### Records supplied:
[Start of section]

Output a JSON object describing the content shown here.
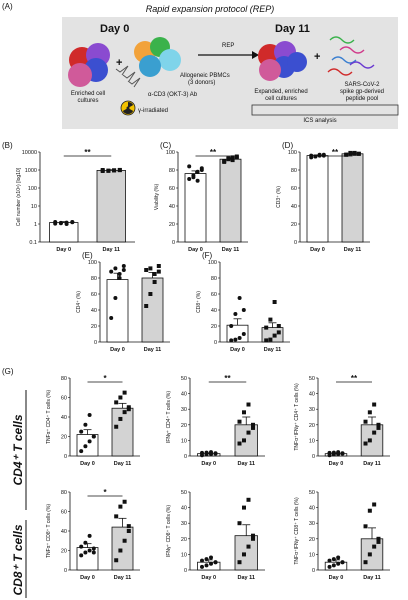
{
  "panel_a": {
    "label": "(A)",
    "title": "Rapid expansion protocol (REP)",
    "day0": "Day 0",
    "day11": "Day 11",
    "rep": "REP",
    "plus": "+",
    "enriched": [
      "Enriched cell",
      "cultures"
    ],
    "pbmc": [
      "Allogeneic PBMCs",
      "(3 donors)"
    ],
    "okt3": "α-CD3 (OKT-3) Ab",
    "irradiated": "γ-irradiated",
    "expanded": [
      "Expanded, enriched",
      "cell cultures"
    ],
    "sars": [
      "SARS-CoV-2",
      "spike gp-derived",
      "peptide pool"
    ],
    "ics": "ICS analysis"
  },
  "group_labels": {
    "cd4": "CD4⁺ T cells",
    "cd8": "CD8⁺ T cells"
  },
  "chart_data": [
    {
      "id": "B",
      "label": "(B)",
      "type": "bar",
      "ylabel": "Cell number (x10⁶) [log10]",
      "scale": "log",
      "ylim": [
        0.1,
        10000
      ],
      "yticks": [
        "0.1",
        "1",
        "10",
        "100",
        "1000",
        "10000"
      ],
      "tickvals": [
        0.1,
        1,
        10,
        100,
        1000,
        10000
      ],
      "categories": [
        "Day 0",
        "Day 11"
      ],
      "values": [
        1.2,
        950
      ],
      "errors": [
        0.15,
        80
      ],
      "points": [
        [
          1.05,
          1.1,
          1.2,
          1.25,
          1.3,
          1.15,
          1.0,
          1.3
        ],
        [
          880,
          920,
          950,
          980,
          1000,
          900,
          960,
          1010
        ]
      ],
      "sig": "**"
    },
    {
      "id": "C",
      "label": "(C)",
      "type": "bar",
      "ylabel": "Viability (%)",
      "ylim": [
        0,
        100
      ],
      "yticks": [
        "0",
        "20",
        "40",
        "60",
        "80",
        "100"
      ],
      "tickvals": [
        0,
        20,
        40,
        60,
        80,
        100
      ],
      "categories": [
        "Day 0",
        "Day 11"
      ],
      "values": [
        76,
        92
      ],
      "errors": [
        3,
        1.5
      ],
      "points": [
        [
          70,
          72,
          78,
          80,
          84,
          74,
          68,
          82
        ],
        [
          90,
          92,
          94,
          95,
          89,
          93,
          91,
          94
        ]
      ],
      "sig": "**"
    },
    {
      "id": "D",
      "label": "(D)",
      "type": "bar",
      "ylabel": "CD3⁺ (%)",
      "ylim": [
        0,
        100
      ],
      "yticks": [
        "0",
        "20",
        "40",
        "60",
        "80",
        "100"
      ],
      "tickvals": [
        0,
        20,
        40,
        60,
        80,
        100
      ],
      "categories": [
        "Day 0",
        "Day 11"
      ],
      "values": [
        96,
        98
      ],
      "errors": [
        0.8,
        0.5
      ],
      "points": [
        [
          94,
          95,
          96,
          97,
          96,
          95,
          97,
          96
        ],
        [
          97,
          98,
          99,
          98,
          97,
          99,
          98,
          98
        ]
      ],
      "sig": "**"
    },
    {
      "id": "E",
      "label": "(E)",
      "type": "bar",
      "ylabel": "CD4⁺ (%)",
      "ylim": [
        0,
        100
      ],
      "yticks": [
        "0",
        "20",
        "40",
        "60",
        "80",
        "100"
      ],
      "tickvals": [
        0,
        20,
        40,
        60,
        80,
        100
      ],
      "categories": [
        "Day 0",
        "Day 11"
      ],
      "values": [
        78,
        80
      ],
      "errors": [
        8,
        7
      ],
      "points": [
        [
          30,
          55,
          85,
          90,
          88,
          92,
          80,
          95
        ],
        [
          45,
          60,
          75,
          88,
          90,
          92,
          85,
          95
        ]
      ],
      "sig": ""
    },
    {
      "id": "F",
      "label": "(F)",
      "type": "bar",
      "ylabel": "CD8⁺ (%)",
      "ylim": [
        0,
        100
      ],
      "yticks": [
        "0",
        "20",
        "40",
        "60",
        "80",
        "100"
      ],
      "tickvals": [
        0,
        20,
        40,
        60,
        80,
        100
      ],
      "categories": [
        "Day 0",
        "Day 11"
      ],
      "values": [
        21,
        18
      ],
      "errors": [
        8,
        6
      ],
      "points": [
        [
          2,
          3,
          5,
          10,
          20,
          35,
          55,
          40
        ],
        [
          2,
          3,
          8,
          12,
          18,
          28,
          50,
          20
        ]
      ],
      "sig": ""
    },
    {
      "id": "G1",
      "label": "(G)",
      "type": "bar",
      "ylabel": "TNFα⁺ CD4⁺ T cells (%)",
      "ylim": [
        0,
        80
      ],
      "yticks": [
        "0",
        "20",
        "40",
        "60",
        "80"
      ],
      "tickvals": [
        0,
        20,
        40,
        60,
        80
      ],
      "categories": [
        "Day 0",
        "Day 11"
      ],
      "values": [
        22,
        49
      ],
      "errors": [
        5,
        5
      ],
      "points": [
        [
          5,
          10,
          15,
          20,
          25,
          32,
          42,
          20
        ],
        [
          30,
          38,
          45,
          50,
          55,
          60,
          65,
          48
        ]
      ],
      "sig": "*"
    },
    {
      "id": "G2",
      "label": "",
      "type": "bar",
      "ylabel": "IFNγ⁺ CD4⁺ T cells (%)",
      "ylim": [
        0,
        50
      ],
      "yticks": [
        "0",
        "10",
        "20",
        "30",
        "40",
        "50"
      ],
      "tickvals": [
        0,
        10,
        20,
        30,
        40,
        50
      ],
      "categories": [
        "Day 0",
        "Day 11"
      ],
      "values": [
        1.5,
        20
      ],
      "errors": [
        0.5,
        5
      ],
      "points": [
        [
          0.5,
          1,
          1.2,
          1.5,
          2,
          2.2,
          2.5,
          1.8
        ],
        [
          8,
          10,
          15,
          18,
          22,
          28,
          33,
          20
        ]
      ],
      "sig": "**"
    },
    {
      "id": "G3",
      "label": "",
      "type": "bar",
      "ylabel": "TNFα⁺IFNγ⁺ CD4⁺ T cells (%)",
      "ylim": [
        0,
        50
      ],
      "yticks": [
        "0",
        "10",
        "20",
        "30",
        "40",
        "50"
      ],
      "tickvals": [
        0,
        10,
        20,
        30,
        40,
        50
      ],
      "categories": [
        "Day 0",
        "Day 11"
      ],
      "values": [
        1.5,
        20
      ],
      "errors": [
        0.5,
        5
      ],
      "points": [
        [
          0.5,
          1,
          1.2,
          1.5,
          2,
          2.2,
          2.5,
          1.8
        ],
        [
          8,
          10,
          15,
          18,
          22,
          28,
          33,
          20
        ]
      ],
      "sig": "**"
    },
    {
      "id": "G4",
      "label": "",
      "type": "bar",
      "ylabel": "TNFα⁺ CD8⁺ T cells (%)",
      "ylim": [
        0,
        80
      ],
      "yticks": [
        "0",
        "20",
        "40",
        "60",
        "80"
      ],
      "tickvals": [
        0,
        20,
        40,
        60,
        80
      ],
      "categories": [
        "Day 0",
        "Day 11"
      ],
      "values": [
        23,
        44
      ],
      "errors": [
        4,
        9
      ],
      "points": [
        [
          15,
          18,
          20,
          22,
          24,
          28,
          35,
          18
        ],
        [
          10,
          20,
          30,
          45,
          55,
          65,
          70,
          40
        ]
      ],
      "sig": "*"
    },
    {
      "id": "G5",
      "label": "",
      "type": "bar",
      "ylabel": "IFNγ⁺ CD8⁺ T cells (%)",
      "ylim": [
        0,
        50
      ],
      "yticks": [
        "0",
        "10",
        "20",
        "30",
        "40",
        "50"
      ],
      "tickvals": [
        0,
        10,
        20,
        30,
        40,
        50
      ],
      "categories": [
        "Day 0",
        "Day 11"
      ],
      "values": [
        5,
        22
      ],
      "errors": [
        1.5,
        7
      ],
      "points": [
        [
          2,
          3,
          4,
          5,
          6,
          7,
          8,
          5
        ],
        [
          5,
          10,
          15,
          22,
          30,
          40,
          45,
          20
        ]
      ],
      "sig": ""
    },
    {
      "id": "G6",
      "label": "",
      "type": "bar",
      "ylabel": "TNFα⁺IFNγ⁺ CD8⁺ T cells (%)",
      "ylim": [
        0,
        50
      ],
      "yticks": [
        "0",
        "10",
        "20",
        "30",
        "40",
        "50"
      ],
      "tickvals": [
        0,
        10,
        20,
        30,
        40,
        50
      ],
      "categories": [
        "Day 0",
        "Day 11"
      ],
      "values": [
        5,
        20
      ],
      "errors": [
        1.5,
        7
      ],
      "points": [
        [
          2,
          3,
          4,
          5,
          6,
          7,
          8,
          5
        ],
        [
          5,
          10,
          15,
          20,
          28,
          38,
          42,
          18
        ]
      ],
      "sig": ""
    }
  ],
  "colors": {
    "bar_day11": "#d3d3d3",
    "bar_day0": "#ffffff",
    "axis": "#111111",
    "schematic_bg": "#e3e3e3"
  }
}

[End of section]

### Exercise directions:
The string "TNFα" may appear on lines of the data above; give the number of those lines and nothing more.

### Task response:
4